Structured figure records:
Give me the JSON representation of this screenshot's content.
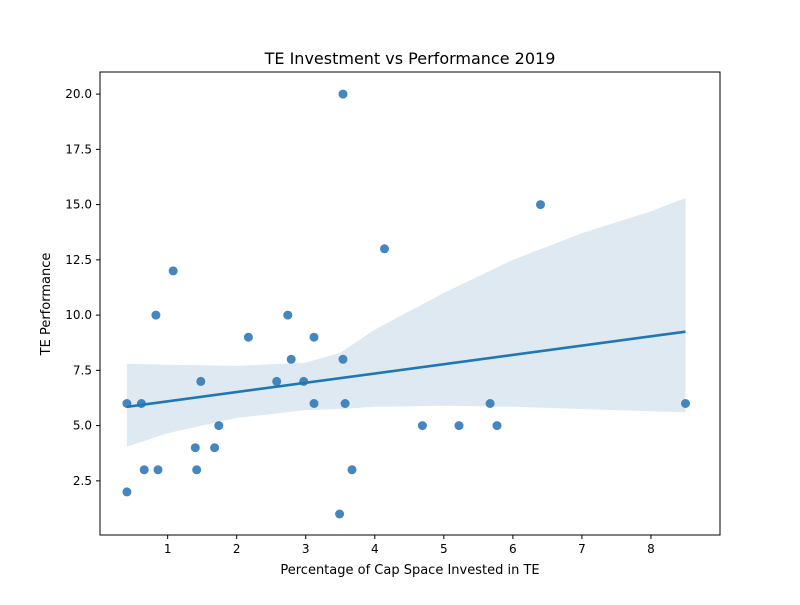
{
  "chart_data": {
    "type": "scatter",
    "title": "TE Investment vs Performance 2019",
    "xlabel": "Percentage of Cap Space Invested in TE",
    "ylabel": "TE Performance",
    "xlim": [
      0.02,
      9.0
    ],
    "ylim": [
      0.05,
      21.0
    ],
    "x_ticks": [
      1,
      2,
      3,
      4,
      5,
      6,
      7,
      8
    ],
    "y_ticks": [
      2.5,
      5.0,
      7.5,
      10.0,
      12.5,
      15.0,
      17.5,
      20.0
    ],
    "x_tick_labels": [
      "1",
      "2",
      "3",
      "4",
      "5",
      "6",
      "7",
      "8"
    ],
    "y_tick_labels": [
      "2.5",
      "5.0",
      "7.5",
      "10.0",
      "12.5",
      "15.0",
      "17.5",
      "20.0"
    ],
    "grid": false,
    "series": [
      {
        "points": [
          {
            "x": 0.41,
            "y": 6
          },
          {
            "x": 0.41,
            "y": 2
          },
          {
            "x": 0.62,
            "y": 6
          },
          {
            "x": 0.66,
            "y": 3
          },
          {
            "x": 0.83,
            "y": 10
          },
          {
            "x": 0.86,
            "y": 3
          },
          {
            "x": 1.08,
            "y": 12
          },
          {
            "x": 1.4,
            "y": 4
          },
          {
            "x": 1.42,
            "y": 3
          },
          {
            "x": 1.48,
            "y": 7
          },
          {
            "x": 1.68,
            "y": 4
          },
          {
            "x": 1.74,
            "y": 5
          },
          {
            "x": 2.17,
            "y": 9
          },
          {
            "x": 2.58,
            "y": 7
          },
          {
            "x": 2.74,
            "y": 10
          },
          {
            "x": 2.79,
            "y": 8
          },
          {
            "x": 2.97,
            "y": 7
          },
          {
            "x": 3.12,
            "y": 9
          },
          {
            "x": 3.12,
            "y": 6
          },
          {
            "x": 3.49,
            "y": 1
          },
          {
            "x": 3.54,
            "y": 20
          },
          {
            "x": 3.54,
            "y": 8
          },
          {
            "x": 3.57,
            "y": 6
          },
          {
            "x": 3.67,
            "y": 3
          },
          {
            "x": 4.14,
            "y": 13
          },
          {
            "x": 4.69,
            "y": 5
          },
          {
            "x": 5.22,
            "y": 5
          },
          {
            "x": 5.67,
            "y": 6
          },
          {
            "x": 5.77,
            "y": 5
          },
          {
            "x": 6.4,
            "y": 15
          },
          {
            "x": 8.5,
            "y": 6
          }
        ]
      }
    ],
    "regression": {
      "x": [
        0.41,
        8.5
      ],
      "y": [
        5.85,
        9.25
      ]
    },
    "confidence_band": {
      "x": [
        0.41,
        1.0,
        2.0,
        3.0,
        3.5,
        4.0,
        5.0,
        6.0,
        7.0,
        8.0,
        8.5
      ],
      "upper": [
        7.8,
        7.75,
        7.7,
        7.85,
        8.3,
        9.35,
        11.0,
        12.5,
        13.7,
        14.7,
        15.3
      ],
      "lower": [
        4.05,
        4.65,
        5.35,
        5.7,
        5.75,
        5.85,
        5.9,
        5.85,
        5.75,
        5.65,
        5.6
      ]
    },
    "colors": {
      "point": "#3a7fb9",
      "line": "#1f77b4",
      "band": "#dbe7f1",
      "axes": "#000000"
    }
  }
}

* _Exercise task_
Print all of the records shown above exactly, leaving out each picture.

* _Correct output_
Give me the JSON representation of this screenshot's content.
{
  "chart_data": {
    "type": "scatter",
    "title": "TE Investment vs Performance 2019",
    "xlabel": "Percentage of Cap Space Invested in TE",
    "ylabel": "TE Performance",
    "xlim": [
      0.02,
      9.0
    ],
    "ylim": [
      0.05,
      21.0
    ],
    "x_ticks": [
      1,
      2,
      3,
      4,
      5,
      6,
      7,
      8
    ],
    "y_ticks": [
      2.5,
      5.0,
      7.5,
      10.0,
      12.5,
      15.0,
      17.5,
      20.0
    ],
    "x_tick_labels": [
      "1",
      "2",
      "3",
      "4",
      "5",
      "6",
      "7",
      "8"
    ],
    "y_tick_labels": [
      "2.5",
      "5.0",
      "7.5",
      "10.0",
      "12.5",
      "15.0",
      "17.5",
      "20.0"
    ],
    "grid": false,
    "series": [
      {
        "points": [
          {
            "x": 0.41,
            "y": 6
          },
          {
            "x": 0.41,
            "y": 2
          },
          {
            "x": 0.62,
            "y": 6
          },
          {
            "x": 0.66,
            "y": 3
          },
          {
            "x": 0.83,
            "y": 10
          },
          {
            "x": 0.86,
            "y": 3
          },
          {
            "x": 1.08,
            "y": 12
          },
          {
            "x": 1.4,
            "y": 4
          },
          {
            "x": 1.42,
            "y": 3
          },
          {
            "x": 1.48,
            "y": 7
          },
          {
            "x": 1.68,
            "y": 4
          },
          {
            "x": 1.74,
            "y": 5
          },
          {
            "x": 2.17,
            "y": 9
          },
          {
            "x": 2.58,
            "y": 7
          },
          {
            "x": 2.74,
            "y": 10
          },
          {
            "x": 2.79,
            "y": 8
          },
          {
            "x": 2.97,
            "y": 7
          },
          {
            "x": 3.12,
            "y": 9
          },
          {
            "x": 3.12,
            "y": 6
          },
          {
            "x": 3.49,
            "y": 1
          },
          {
            "x": 3.54,
            "y": 20
          },
          {
            "x": 3.54,
            "y": 8
          },
          {
            "x": 3.57,
            "y": 6
          },
          {
            "x": 3.67,
            "y": 3
          },
          {
            "x": 4.14,
            "y": 13
          },
          {
            "x": 4.69,
            "y": 5
          },
          {
            "x": 5.22,
            "y": 5
          },
          {
            "x": 5.67,
            "y": 6
          },
          {
            "x": 5.77,
            "y": 5
          },
          {
            "x": 6.4,
            "y": 15
          },
          {
            "x": 8.5,
            "y": 6
          }
        ]
      }
    ],
    "regression": {
      "x": [
        0.41,
        8.5
      ],
      "y": [
        5.85,
        9.25
      ]
    },
    "confidence_band": {
      "x": [
        0.41,
        1.0,
        2.0,
        3.0,
        3.5,
        4.0,
        5.0,
        6.0,
        7.0,
        8.0,
        8.5
      ],
      "upper": [
        7.8,
        7.75,
        7.7,
        7.85,
        8.3,
        9.35,
        11.0,
        12.5,
        13.7,
        14.7,
        15.3
      ],
      "lower": [
        4.05,
        4.65,
        5.35,
        5.7,
        5.75,
        5.85,
        5.9,
        5.85,
        5.75,
        5.65,
        5.6
      ]
    },
    "colors": {
      "point": "#3a7fb9",
      "line": "#1f77b4",
      "band": "#dbe7f1",
      "axes": "#000000"
    }
  }
}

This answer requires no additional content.